# STORED ROWS
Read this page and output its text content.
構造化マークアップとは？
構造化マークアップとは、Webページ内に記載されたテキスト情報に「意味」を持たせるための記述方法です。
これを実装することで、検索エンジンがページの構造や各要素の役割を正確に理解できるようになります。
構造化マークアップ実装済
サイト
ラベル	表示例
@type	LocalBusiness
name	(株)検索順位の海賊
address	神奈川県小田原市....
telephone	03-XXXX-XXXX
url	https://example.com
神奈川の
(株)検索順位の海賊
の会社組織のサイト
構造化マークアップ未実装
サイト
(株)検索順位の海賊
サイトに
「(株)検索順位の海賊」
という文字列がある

# WHAT YOU NEED TO DO
Repeat every line of the data, exactly and in full.

# ANSWER TO THIS PROBLEM
Read this page and output its text content.
構造化マークアップとは？
構造化マークアップとは、Webページ内に記載されたテキスト情報に「意味」を持たせるための記述方法です。
これを実装することで、検索エンジンがページの構造や各要素の役割を正確に理解できるようになります。
構造化マークアップ実装済
サイト
ラベル	表示例
@type	LocalBusiness
name	(株)検索順位の海賊
address	神奈川県小田原市....
telephone	03-XXXX-XXXX
url	https://example.com
神奈川の
(株)検索順位の海賊
の会社組織のサイト
構造化マークアップ未実装
サイト
(株)検索順位の海賊
サイトに
「(株)検索順位の海賊」
という文字列がある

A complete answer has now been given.